(Source data)
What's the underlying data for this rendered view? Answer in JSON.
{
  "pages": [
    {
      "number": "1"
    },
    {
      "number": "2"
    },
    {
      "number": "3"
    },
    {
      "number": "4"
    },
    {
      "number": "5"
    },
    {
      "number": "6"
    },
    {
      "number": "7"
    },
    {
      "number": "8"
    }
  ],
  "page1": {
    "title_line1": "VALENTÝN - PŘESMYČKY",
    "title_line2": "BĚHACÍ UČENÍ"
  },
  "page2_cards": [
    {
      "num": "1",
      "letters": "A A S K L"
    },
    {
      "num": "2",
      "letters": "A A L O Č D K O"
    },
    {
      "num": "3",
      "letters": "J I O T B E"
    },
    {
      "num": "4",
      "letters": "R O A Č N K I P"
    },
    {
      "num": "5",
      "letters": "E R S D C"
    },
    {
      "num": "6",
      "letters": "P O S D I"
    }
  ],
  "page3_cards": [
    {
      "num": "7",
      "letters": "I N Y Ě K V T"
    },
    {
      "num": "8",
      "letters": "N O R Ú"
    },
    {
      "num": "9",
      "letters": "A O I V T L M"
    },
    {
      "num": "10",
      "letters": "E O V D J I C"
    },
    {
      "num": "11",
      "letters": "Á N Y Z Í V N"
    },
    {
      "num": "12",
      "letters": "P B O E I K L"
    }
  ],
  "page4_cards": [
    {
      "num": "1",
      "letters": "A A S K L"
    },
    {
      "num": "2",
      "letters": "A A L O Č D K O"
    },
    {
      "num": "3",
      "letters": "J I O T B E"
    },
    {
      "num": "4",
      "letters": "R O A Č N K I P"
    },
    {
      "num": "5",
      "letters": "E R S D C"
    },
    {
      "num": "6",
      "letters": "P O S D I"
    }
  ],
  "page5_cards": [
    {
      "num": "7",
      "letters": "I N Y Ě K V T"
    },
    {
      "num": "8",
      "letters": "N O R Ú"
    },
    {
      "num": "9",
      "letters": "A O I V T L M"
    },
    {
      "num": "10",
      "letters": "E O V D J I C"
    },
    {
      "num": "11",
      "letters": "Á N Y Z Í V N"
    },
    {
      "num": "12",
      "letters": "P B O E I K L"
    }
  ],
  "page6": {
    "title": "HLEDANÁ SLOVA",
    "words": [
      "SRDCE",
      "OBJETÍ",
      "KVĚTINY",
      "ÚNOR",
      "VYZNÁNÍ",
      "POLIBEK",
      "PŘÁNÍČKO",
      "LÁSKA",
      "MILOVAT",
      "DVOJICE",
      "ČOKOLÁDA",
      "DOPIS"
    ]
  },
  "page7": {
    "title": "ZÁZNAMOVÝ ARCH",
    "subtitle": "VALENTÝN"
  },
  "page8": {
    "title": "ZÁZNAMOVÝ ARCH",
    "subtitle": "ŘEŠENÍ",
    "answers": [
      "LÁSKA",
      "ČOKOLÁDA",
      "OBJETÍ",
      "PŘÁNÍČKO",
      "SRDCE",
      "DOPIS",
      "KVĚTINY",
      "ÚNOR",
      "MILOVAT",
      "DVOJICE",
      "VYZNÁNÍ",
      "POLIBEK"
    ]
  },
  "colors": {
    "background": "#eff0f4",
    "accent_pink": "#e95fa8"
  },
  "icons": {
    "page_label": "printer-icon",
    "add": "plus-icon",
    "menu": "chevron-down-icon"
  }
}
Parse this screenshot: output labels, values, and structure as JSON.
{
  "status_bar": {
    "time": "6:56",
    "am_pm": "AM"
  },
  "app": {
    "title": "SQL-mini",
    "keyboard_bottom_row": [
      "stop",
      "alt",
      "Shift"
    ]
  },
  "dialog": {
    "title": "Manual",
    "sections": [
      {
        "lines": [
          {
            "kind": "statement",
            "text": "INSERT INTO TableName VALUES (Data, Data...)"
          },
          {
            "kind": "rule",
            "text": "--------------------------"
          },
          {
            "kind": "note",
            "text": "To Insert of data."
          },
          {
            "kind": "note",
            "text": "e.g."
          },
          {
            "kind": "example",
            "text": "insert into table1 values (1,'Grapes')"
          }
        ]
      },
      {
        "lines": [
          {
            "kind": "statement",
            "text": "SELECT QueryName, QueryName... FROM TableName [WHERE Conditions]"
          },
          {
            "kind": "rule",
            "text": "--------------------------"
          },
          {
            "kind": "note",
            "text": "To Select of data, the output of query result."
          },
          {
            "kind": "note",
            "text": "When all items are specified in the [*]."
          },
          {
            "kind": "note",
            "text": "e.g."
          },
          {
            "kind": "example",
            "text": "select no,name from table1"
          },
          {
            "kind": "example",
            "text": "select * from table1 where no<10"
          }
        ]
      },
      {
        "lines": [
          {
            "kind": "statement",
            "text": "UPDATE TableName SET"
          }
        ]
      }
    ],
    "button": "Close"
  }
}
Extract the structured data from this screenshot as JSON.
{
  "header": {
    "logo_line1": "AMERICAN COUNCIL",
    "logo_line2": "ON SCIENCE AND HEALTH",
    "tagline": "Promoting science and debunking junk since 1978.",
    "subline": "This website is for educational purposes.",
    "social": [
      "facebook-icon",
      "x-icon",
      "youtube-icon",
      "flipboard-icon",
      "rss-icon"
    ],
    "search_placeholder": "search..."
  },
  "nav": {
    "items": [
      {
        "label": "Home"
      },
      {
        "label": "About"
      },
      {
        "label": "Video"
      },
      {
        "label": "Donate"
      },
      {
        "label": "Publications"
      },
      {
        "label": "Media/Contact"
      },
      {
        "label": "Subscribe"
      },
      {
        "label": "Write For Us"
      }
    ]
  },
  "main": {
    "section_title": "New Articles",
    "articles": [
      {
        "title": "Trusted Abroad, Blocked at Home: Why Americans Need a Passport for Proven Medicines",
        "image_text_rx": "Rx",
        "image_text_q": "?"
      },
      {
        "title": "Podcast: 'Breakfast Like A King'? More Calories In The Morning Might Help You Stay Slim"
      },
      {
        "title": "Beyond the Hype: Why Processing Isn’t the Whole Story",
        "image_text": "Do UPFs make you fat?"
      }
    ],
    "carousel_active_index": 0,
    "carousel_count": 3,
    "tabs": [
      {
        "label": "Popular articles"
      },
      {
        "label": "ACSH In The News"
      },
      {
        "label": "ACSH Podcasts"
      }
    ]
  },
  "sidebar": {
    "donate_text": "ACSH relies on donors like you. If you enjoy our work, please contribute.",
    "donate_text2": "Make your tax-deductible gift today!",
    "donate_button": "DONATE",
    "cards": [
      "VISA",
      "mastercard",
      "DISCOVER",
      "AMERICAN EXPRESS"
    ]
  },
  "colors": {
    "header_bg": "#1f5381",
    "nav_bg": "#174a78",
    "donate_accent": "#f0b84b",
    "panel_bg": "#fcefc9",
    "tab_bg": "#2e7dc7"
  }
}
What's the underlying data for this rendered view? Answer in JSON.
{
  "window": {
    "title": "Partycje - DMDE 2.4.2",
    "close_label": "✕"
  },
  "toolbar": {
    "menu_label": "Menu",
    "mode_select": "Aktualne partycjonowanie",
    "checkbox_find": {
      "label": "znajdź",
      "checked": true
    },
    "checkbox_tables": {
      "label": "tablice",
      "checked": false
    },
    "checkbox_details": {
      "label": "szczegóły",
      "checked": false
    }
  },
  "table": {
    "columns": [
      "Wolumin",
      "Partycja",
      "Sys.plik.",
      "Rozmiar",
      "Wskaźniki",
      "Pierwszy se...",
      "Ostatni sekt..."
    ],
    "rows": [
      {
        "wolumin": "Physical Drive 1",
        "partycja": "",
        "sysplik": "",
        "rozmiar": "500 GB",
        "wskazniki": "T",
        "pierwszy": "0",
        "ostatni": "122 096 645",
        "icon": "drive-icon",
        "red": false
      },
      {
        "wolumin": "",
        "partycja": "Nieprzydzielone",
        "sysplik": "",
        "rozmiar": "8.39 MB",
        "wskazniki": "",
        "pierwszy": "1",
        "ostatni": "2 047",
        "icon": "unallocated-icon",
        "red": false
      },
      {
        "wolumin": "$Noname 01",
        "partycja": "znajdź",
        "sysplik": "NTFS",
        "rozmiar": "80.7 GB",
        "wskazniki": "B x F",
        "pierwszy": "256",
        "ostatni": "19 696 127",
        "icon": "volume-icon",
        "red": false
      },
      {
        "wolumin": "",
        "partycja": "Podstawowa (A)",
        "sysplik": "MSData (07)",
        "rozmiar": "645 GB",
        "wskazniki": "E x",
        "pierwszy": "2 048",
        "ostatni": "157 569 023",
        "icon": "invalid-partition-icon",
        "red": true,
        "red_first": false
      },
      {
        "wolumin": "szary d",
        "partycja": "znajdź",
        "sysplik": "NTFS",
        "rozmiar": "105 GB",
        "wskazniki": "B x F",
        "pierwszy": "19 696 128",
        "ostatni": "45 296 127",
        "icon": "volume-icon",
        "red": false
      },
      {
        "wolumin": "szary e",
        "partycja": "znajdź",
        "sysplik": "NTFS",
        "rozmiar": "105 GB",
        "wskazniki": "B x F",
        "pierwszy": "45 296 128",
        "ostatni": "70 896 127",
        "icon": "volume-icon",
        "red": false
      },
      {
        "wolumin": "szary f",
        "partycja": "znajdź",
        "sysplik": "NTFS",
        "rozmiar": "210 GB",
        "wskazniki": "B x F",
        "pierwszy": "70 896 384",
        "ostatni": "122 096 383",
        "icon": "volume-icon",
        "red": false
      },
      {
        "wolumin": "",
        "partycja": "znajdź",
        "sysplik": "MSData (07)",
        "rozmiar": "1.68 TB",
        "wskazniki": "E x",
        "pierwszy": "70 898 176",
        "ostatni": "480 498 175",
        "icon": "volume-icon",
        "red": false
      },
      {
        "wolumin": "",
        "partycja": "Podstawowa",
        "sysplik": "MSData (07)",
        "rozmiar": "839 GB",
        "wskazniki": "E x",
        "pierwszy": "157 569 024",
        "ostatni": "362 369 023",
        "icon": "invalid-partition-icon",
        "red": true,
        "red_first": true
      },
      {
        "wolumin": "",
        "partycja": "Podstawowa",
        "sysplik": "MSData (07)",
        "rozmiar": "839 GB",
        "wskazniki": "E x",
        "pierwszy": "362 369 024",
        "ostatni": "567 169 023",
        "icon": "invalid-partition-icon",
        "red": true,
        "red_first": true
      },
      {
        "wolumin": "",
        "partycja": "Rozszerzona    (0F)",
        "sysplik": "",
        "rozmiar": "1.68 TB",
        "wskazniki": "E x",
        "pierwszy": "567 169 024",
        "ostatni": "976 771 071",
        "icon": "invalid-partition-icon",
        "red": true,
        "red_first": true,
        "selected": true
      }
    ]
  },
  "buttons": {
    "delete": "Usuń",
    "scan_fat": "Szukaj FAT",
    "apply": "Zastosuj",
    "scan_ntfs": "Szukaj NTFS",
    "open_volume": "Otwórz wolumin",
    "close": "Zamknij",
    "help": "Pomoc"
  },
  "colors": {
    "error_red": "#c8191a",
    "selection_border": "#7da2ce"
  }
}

● **Short task**: Go through the records and copy each line with "output" in it.

● **Written response**:
Parse this screenshot: output labels, values, and structure as JSON.
            "text": "To Select of data, the output of query result."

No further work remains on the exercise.